Task objective> State how many lines hold the word "Additional", with no other words.

+++

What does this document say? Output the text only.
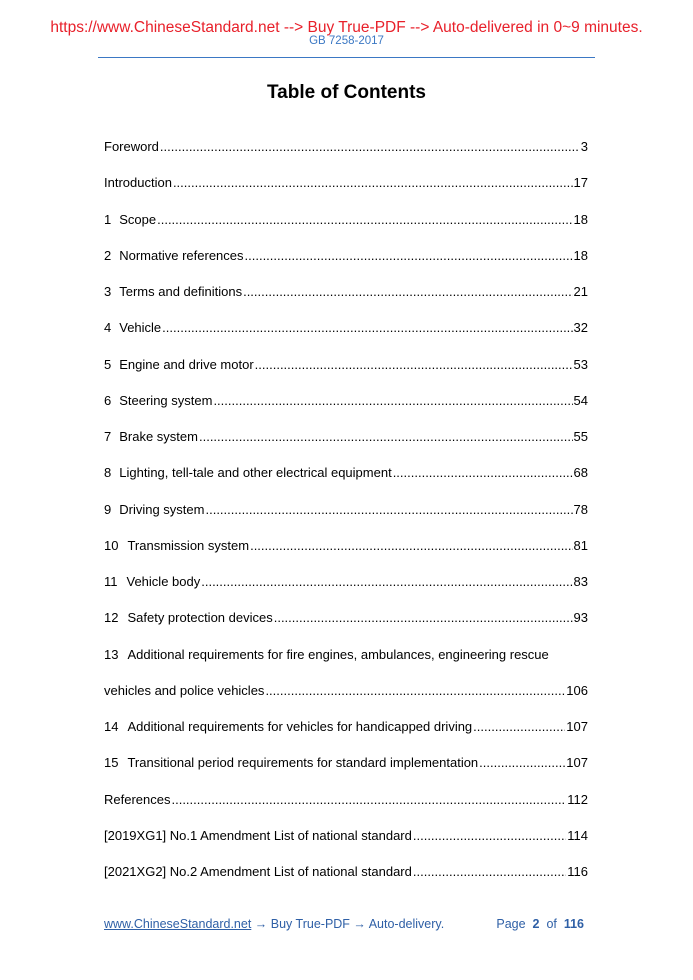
https://www.ChineseStandard.net --> Buy True-PDF --> Auto-delivered in 0~9 minutes.
GB 7258-2017
Table of Contents
Foreword .....	3
Introduction .....	17
1 Scope .....	18
2 Normative references .....	18
3 Terms and definitions .....	21
4 Vehicle .....	32
5 Engine and drive motor .....	53
6 Steering system .....	54
7 Brake system .....	55
8 Lighting, tell-tale and other electrical equipment .....	68
9 Driving system .....	78
10 Transmission system .....	81
11 Vehicle body .....	83
12 Safety protection devices .....	93
13 Additional requirements for fire engines, ambulances, engineering rescue
vehicles and police vehicles .....	106
14 Additional requirements for vehicles for handicapped driving .....	107
15 Transitional period requirements for standard implementation .....	107
References .....	112
[2019XG1] No.1 Amendment List of national standard .....	114
[2021XG2] No.2 Amendment List of national standard .....	116
www.ChineseStandard.net → Buy True-PDF → Auto-delivery.	Page 2 of 116
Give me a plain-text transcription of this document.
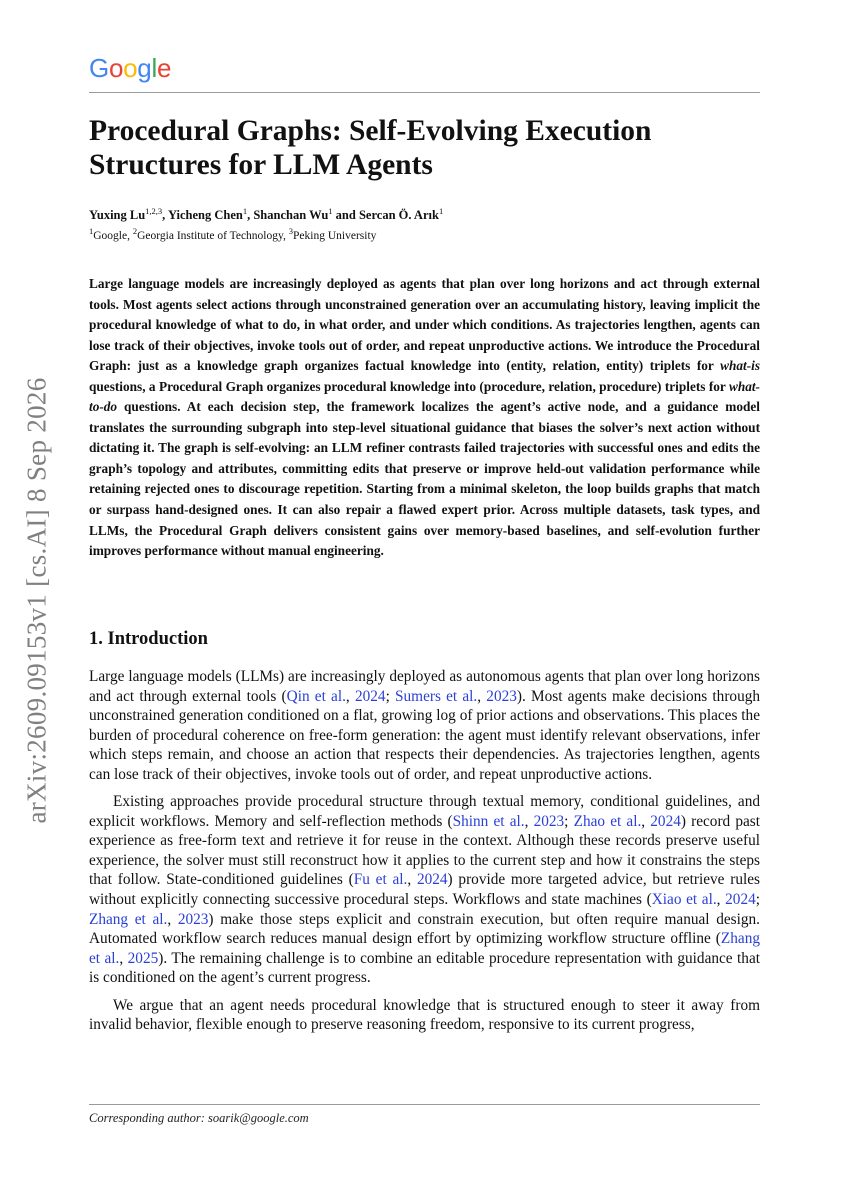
Google
Procedural Graphs: Self-Evolving Execution Structures for LLM Agents

Yuxing Lu$^{1,2,3}$, Yicheng Chen$^1$, Shanchan Wu$^1$ and Sercan Ö. Arık$^1$

$^1$Google, $^2$Georgia Institute of Technology, $^3$Peking University

Large language models are increasingly deployed as agents that plan over long horizons and act through external tools. Most agents select actions through unconstrained generation over an accumulating history, leaving implicit the procedural knowledge of what to do, in what order, and under which conditions. As trajectories lengthen, agents can lose track of their objectives, invoke tools out of order, and repeat unproductive actions. We introduce the Procedural Graph: just as a knowledge graph organizes factual knowledge into (entity, relation, entity) triplets for what-is questions, a Procedural Graph organizes procedural knowledge into (procedure, relation, procedure) triplets for what-to-do questions. At each decision step, the framework localizes the agent’s active node, and a guidance model translates the surrounding subgraph into step-level situational guidance that biases the solver’s next action without dictating it. The graph is self-evolving: an LLM refiner contrasts failed trajectories with successful ones and edits the graph’s topology and attributes, committing edits that preserve or improve held-out validation performance while retaining rejected ones to discourage repetition. Starting from a minimal skeleton, the loop builds graphs that match or surpass hand-designed ones. It can also repair a flawed expert prior. Across multiple datasets, task types, and LLMs, the Procedural Graph delivers consistent gains over memory-based baselines, and self-evolution further improves performance without manual engineering.

1. Introduction

Large language models (LLMs) are increasingly deployed as autonomous agents that plan over long horizons and act through external tools (Qin et al., 2024; Sumers et al., 2023). Most agents make decisions through unconstrained generation conditioned on a flat, growing log of prior actions and observations. This places the burden of procedural coherence on free-form generation: the agent must identify relevant observations, infer which steps remain, and choose an action that respects their dependencies. As trajectories lengthen, agents can lose track of their objectives, invoke tools out of order, and repeat unproductive actions.

Existing approaches provide procedural structure through textual memory, conditional guidelines, and explicit workflows. Memory and self-reflection methods (Shinn et al., 2023; Zhao et al., 2024) record past experience as free-form text and retrieve it for reuse in the context. Although these records preserve useful experience, the solver must still reconstruct how it applies to the current step and how it constrains the steps that follow. State-conditioned guidelines (Fu et al., 2024) provide more targeted advice, but retrieve rules without explicitly connecting successive procedural steps. Workflows and state machines (Xiao et al., 2024; Zhang et al., 2023) make those steps explicit and constrain execution, but often require manual design. Automated workflow search reduces manual design effort by optimizing workflow structure offline (Zhang et al., 2025). The remaining challenge is to combine an editable procedure representation with guidance that is conditioned on the agent’s current progress.

We argue that an agent needs procedural knowledge that is structured enough to steer it away from invalid behavior, flexible enough to preserve reasoning freedom, responsive to its current progress,

arXiv:2609.09153v1 [cs.AI] 8 Sep 2026

Corresponding author: soarik@google.com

+++

Exercise answer> 2